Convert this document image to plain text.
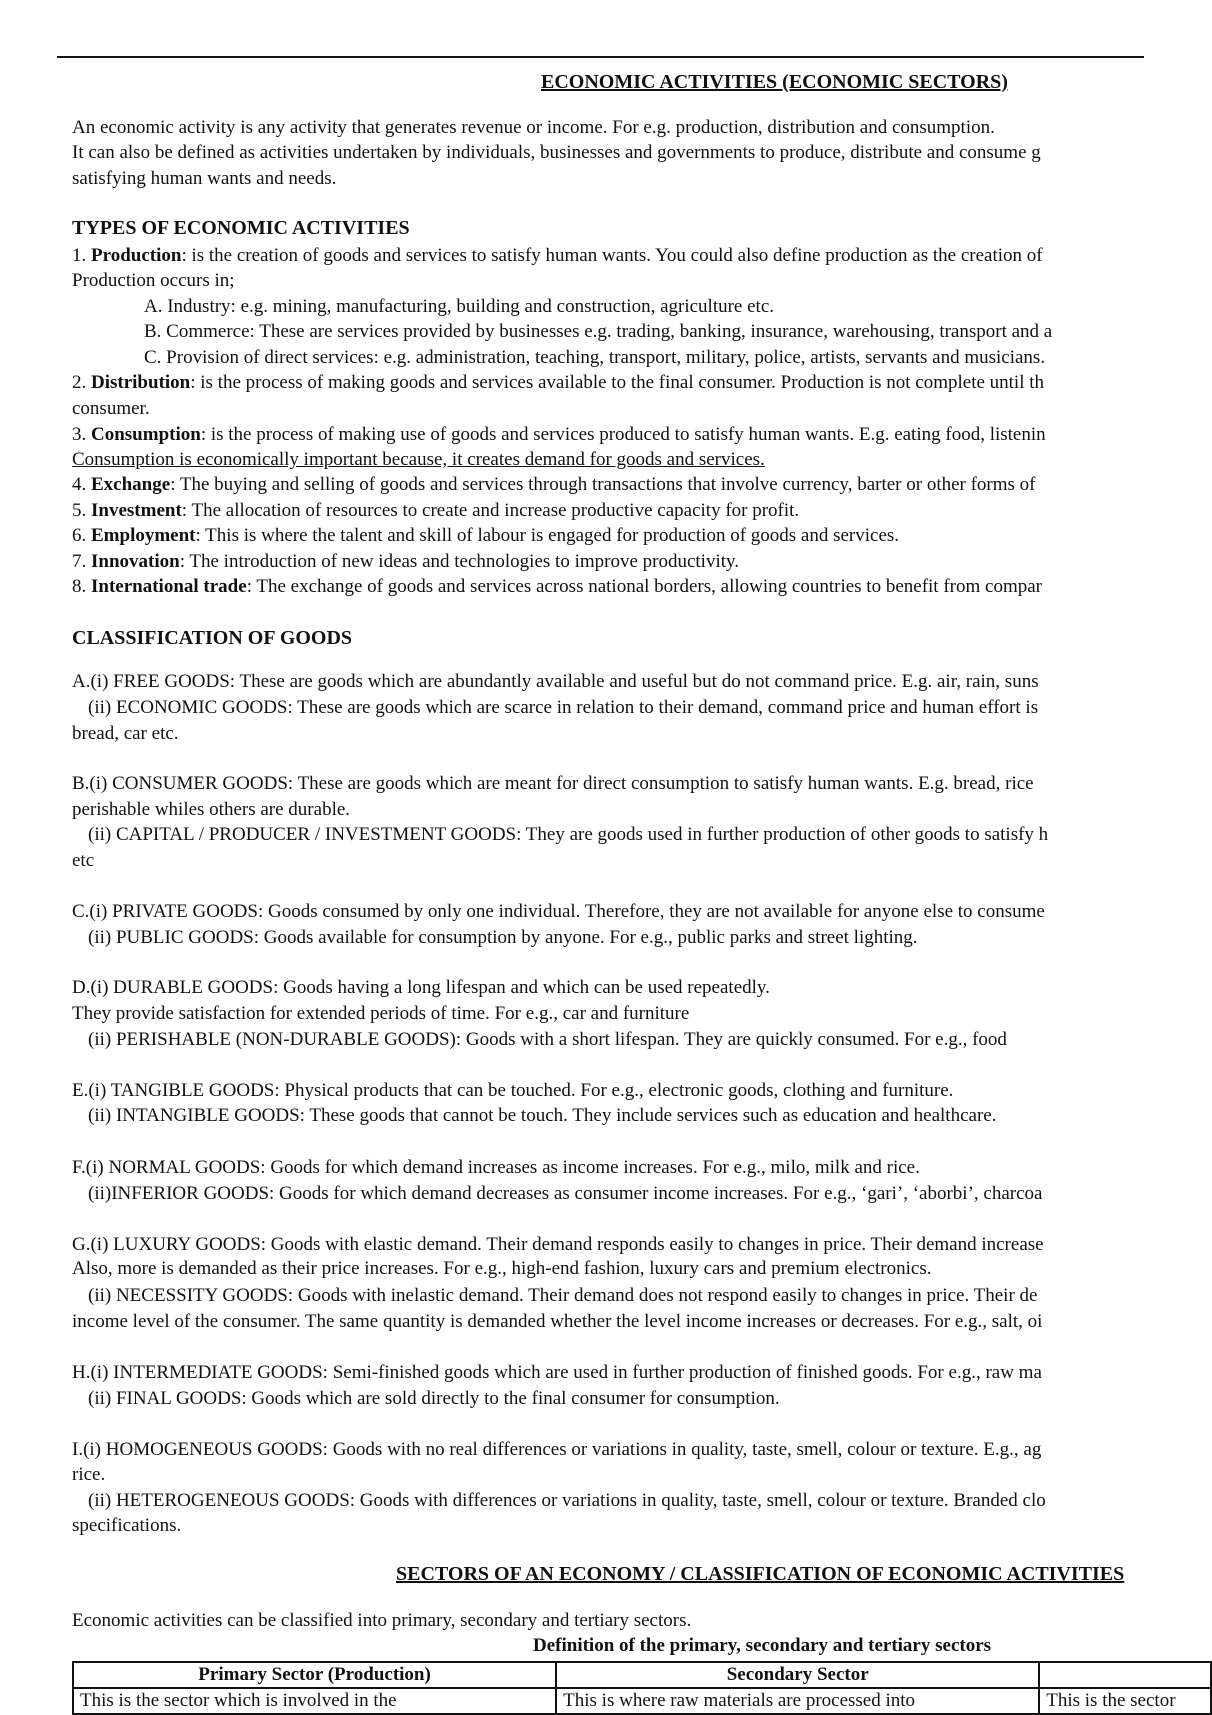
ECONOMIC ACTIVITIES (ECONOMIC SECTORS)
An economic activity is any activity that generates revenue or income. For e.g. production, distribution and consumption.
It can also be defined as activities undertaken by individuals, businesses and governments to produce, distribute and consume g
satisfying human wants and needs.
TYPES OF ECONOMIC ACTIVITIES
1. Production: is the creation of goods and services to satisfy human wants. You could also define production as the creation of
Production occurs in;
A. Industry: e.g. mining, manufacturing, building and construction, agriculture etc.
B. Commerce: These are services provided by businesses e.g. trading, banking, insurance, warehousing, transport and a
C. Provision of direct services: e.g. administration, teaching, transport, military, police, artists, servants and musicians.
2. Distribution: is the process of making goods and services available to the final consumer. Production is not complete until th
consumer.
3. Consumption: is the process of making use of goods and services produced to satisfy human wants. E.g. eating food, listenin
Consumption is economically important because, it creates demand for goods and services.
4. Exchange: The buying and selling of goods and services through transactions that involve currency, barter or other forms of
5. Investment: The allocation of resources to create and increase productive capacity for profit.
6. Employment: This is where the talent and skill of labour is engaged for production of goods and services.
7. Innovation: The introduction of new ideas and technologies to improve productivity.
8. International trade: The exchange of goods and services across national borders, allowing countries to benefit from compar
CLASSIFICATION OF GOODS
A.(i) FREE GOODS: These are goods which are abundantly available and useful but do not command price. E.g. air, rain, suns
(ii) ECONOMIC GOODS: These are goods which are scarce in relation to their demand, command price and human effort is
bread, car etc.
B.(i) CONSUMER GOODS: These are goods which are meant for direct consumption to satisfy human wants. E.g. bread, rice
perishable whiles others are durable.
(ii) CAPITAL / PRODUCER / INVESTMENT GOODS: They are goods used in further production of other goods to satisfy h
etc
C.(i) PRIVATE GOODS: Goods consumed by only one individual. Therefore, they are not available for anyone else to consume
(ii) PUBLIC GOODS: Goods available for consumption by anyone. For e.g., public parks and street lighting.
D.(i) DURABLE GOODS: Goods having a long lifespan and which can be used repeatedly.
They provide satisfaction for extended periods of time. For e.g., car and furniture
(ii) PERISHABLE (NON-DURABLE GOODS): Goods with a short lifespan. They are quickly consumed. For e.g., food
E.(i) TANGIBLE GOODS: Physical products that can be touched. For e.g., electronic goods, clothing and furniture.
(ii) INTANGIBLE GOODS: These goods that cannot be touch. They include services such as education and healthcare.
F.(i) NORMAL GOODS: Goods for which demand increases as income increases. For e.g., milo, milk and rice.
(ii)INFERIOR GOODS: Goods for which demand decreases as consumer income increases. For e.g., ‘gari’, ‘aborbi’, charcoa
G.(i) LUXURY GOODS: Goods with elastic demand. Their demand responds easily to changes in price. Their demand increase
Also, more is demanded as their price increases. For e.g., high-end fashion, luxury cars and premium electronics.
(ii) NECESSITY GOODS: Goods with inelastic demand. Their demand does not respond easily to changes in price. Their de
income level of the consumer. The same quantity is demanded whether the level income increases or decreases. For e.g., salt, oi
H.(i) INTERMEDIATE GOODS: Semi-finished goods which are used in further production of finished goods. For e.g., raw ma
(ii) FINAL GOODS: Goods which are sold directly to the final consumer for consumption.
I.(i) HOMOGENEOUS GOODS: Goods with no real differences or variations in quality, taste, smell, colour or texture. E.g., ag
rice.
(ii) HETEROGENEOUS GOODS: Goods with differences or variations in quality, taste, smell, colour or texture. Branded clo
specifications.
SECTORS OF AN ECONOMY / CLASSIFICATION OF ECONOMIC ACTIVITIES
Economic activities can be classified into primary, secondary and tertiary sectors.
Definition of the primary, secondary and tertiary sectors
Primary Sector (Production)	Secondary Sector	
This is the sector which is involved in the	This is where raw materials are processed into	This is the sector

**Task requirements:** Consider the entries above and return each line with the string "anyone".

**Exercise answer:**
C.(i) PRIVATE GOODS: Goods consumed by only one individual. Therefore, they are not available for anyone else to consume
(ii) PUBLIC GOODS: Goods available for consumption by anyone. For e.g., public parks and street lighting.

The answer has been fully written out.